Texto citado:
Ainda sem que seja óbvio o fio condutor, surge “We Let The Stars Go”. Referindo-se ao nome real de Paddy, Patrick Joseph ou neste caso, Paddy Joe, a música é bastante direta na mensagem, sobre um antigo amor que é visto com alguma ternura apesar de ambos terem andado com a vida para a frente. Uma excelente canção, outra vez com um ponderado uso dos coros para representar o antigo amor.
E o tema da nostalgia continua na seguinte canção, “Carnival 2000”. Com uns toques de samba, a faixa soa nostálgica, no meio de apitos e tambores, como insistência nas boas memórias e poder fazer tudo o que se quer na vida. “Loves come and go but love above all“. E por fim a faixa título, Jordan: The Comeback, depois de tanta antevisão de temas.
Na verdade demorei muito a entender sobre o que era esta canção. Algo normal quando se escuta um disco desde os seis anos e se chega a um ponto de nem pensar no seu significado. Um personagem que será revelado mais à frente faz a sua travessia do deserto, e o metafórico rio Jordão estará no fim à sua espera. Não é que a mensagem seja indecifrável, mas o contexto aqui diz tudo e essa foi a parte que levou um dia a uma descoberta sobre o significado de todo o álbum. A canção é escrita em primeira pessoa e em tom confessional. “Laying on my back, biding my time / I’m just waiting for the right song / Then I’m coming back“é sobre Elvis, afinal vivo, à espera da canção perfeita para voltar.
E essa canção é “Jesse James Symphony”. McAloon como muitos outros músicos britânicos, tem um fascínio pelo Americana, pelo deserto e heróis de folclore como o bandido do século XIX (Basta lembrar The Gunman And Other Stories de 2001). Com mínimo acompanhamento sonoro que dá ainda mais espaço ao brilhantismo desta letra em todas as frases são dignas de destaque, misturando história com interpretação. E sem espaço para respirar, surge “Jesse James Bolero”. A canção mais marcha que bolero, com banjo e tudo, é sobre a interpretação da importância do personagem e da sua fama, após a morte. “Don’t goodbye deserve some Bach not Barbershop“, pergunta McAloon enquanto fala dos planos do fora-da-lei que ficaram por cumprir.

Tarefas:
1 – Indique se cada afirmação concorda com o texto sobre o álbum Jordan: The Comeback, respondendo sim ou não e citando literalmente as palavras do texto que o determinam: (a) "Carnival 2000" tem toques de samba; (b) "Jesse James Bolero" soa mais a bolero do que a marcha; (c) a faixa título é escrita na terceira pessoa.
2 – Retome o texto sobre o álbum Jordan: The Comeback e prossiga a escrita a partir da última frase apresentada.

Itens:
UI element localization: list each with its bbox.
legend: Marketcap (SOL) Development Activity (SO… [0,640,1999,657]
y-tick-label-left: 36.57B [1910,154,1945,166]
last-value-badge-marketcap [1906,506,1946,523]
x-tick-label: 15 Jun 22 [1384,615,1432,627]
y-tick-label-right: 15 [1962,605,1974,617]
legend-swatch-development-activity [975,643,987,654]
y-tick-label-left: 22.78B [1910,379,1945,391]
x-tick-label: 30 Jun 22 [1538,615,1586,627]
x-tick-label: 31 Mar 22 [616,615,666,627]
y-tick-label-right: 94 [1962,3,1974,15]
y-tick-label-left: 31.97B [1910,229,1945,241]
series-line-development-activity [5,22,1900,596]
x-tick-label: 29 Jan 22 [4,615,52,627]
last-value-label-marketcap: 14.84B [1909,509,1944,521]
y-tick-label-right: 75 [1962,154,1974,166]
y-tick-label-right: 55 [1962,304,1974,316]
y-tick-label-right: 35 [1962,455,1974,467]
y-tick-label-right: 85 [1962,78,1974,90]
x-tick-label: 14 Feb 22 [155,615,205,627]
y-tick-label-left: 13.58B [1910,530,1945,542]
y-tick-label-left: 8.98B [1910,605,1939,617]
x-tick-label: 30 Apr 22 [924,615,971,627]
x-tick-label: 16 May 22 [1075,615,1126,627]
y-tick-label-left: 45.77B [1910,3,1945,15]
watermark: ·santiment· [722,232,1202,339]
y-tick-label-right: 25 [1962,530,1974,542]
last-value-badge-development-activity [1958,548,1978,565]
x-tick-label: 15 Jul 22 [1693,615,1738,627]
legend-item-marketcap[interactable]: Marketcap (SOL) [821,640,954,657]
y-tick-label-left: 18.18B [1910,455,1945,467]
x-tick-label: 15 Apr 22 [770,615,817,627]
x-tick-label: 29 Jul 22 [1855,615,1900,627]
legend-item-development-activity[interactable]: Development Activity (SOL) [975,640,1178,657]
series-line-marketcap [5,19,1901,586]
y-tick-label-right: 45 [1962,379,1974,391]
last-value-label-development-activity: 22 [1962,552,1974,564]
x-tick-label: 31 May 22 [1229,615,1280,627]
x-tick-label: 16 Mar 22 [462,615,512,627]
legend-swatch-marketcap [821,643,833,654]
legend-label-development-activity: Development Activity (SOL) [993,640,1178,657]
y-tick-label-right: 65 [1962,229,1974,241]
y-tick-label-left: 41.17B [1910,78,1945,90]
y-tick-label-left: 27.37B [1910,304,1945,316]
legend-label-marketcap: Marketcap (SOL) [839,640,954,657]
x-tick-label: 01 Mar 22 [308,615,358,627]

Respostas escritas:
1 –
(a) Sim: "Com uns toques de samba, a faixa soa nostálgica".
(b) Não: "A canção mais marcha que bolero, com banjo e tudo".
(c) Não: "A canção é escrita em primeira pessoa e em tom confessional."

2 –
Com “Moon Dog” voltamos ao personagem que encontrámos na canção “Jordan: The Comeback”. A cena inicial é a de um funeral de alguém importante que afinal está na Lua, depois de ter conquistado a Terra. Sem ficar claro se esta morte é real, são dadas mais pistas sobre o Rei, longe do Coronel. Se não fica claro sobre quem canta McAloon, o final da canção tem um excerto sonoro do próprio Elvis Presley a falar. E claro, isto é sobre Elvis, no sentido literal mas também no da importância cultural, da fama, do papel que teve numa geração e do que fica para o futuro. Mas ao mesmo tempo é sobre o legado de cada um de nós. Já lá iremos, porque Paddy fez um interlúdio temático (será?).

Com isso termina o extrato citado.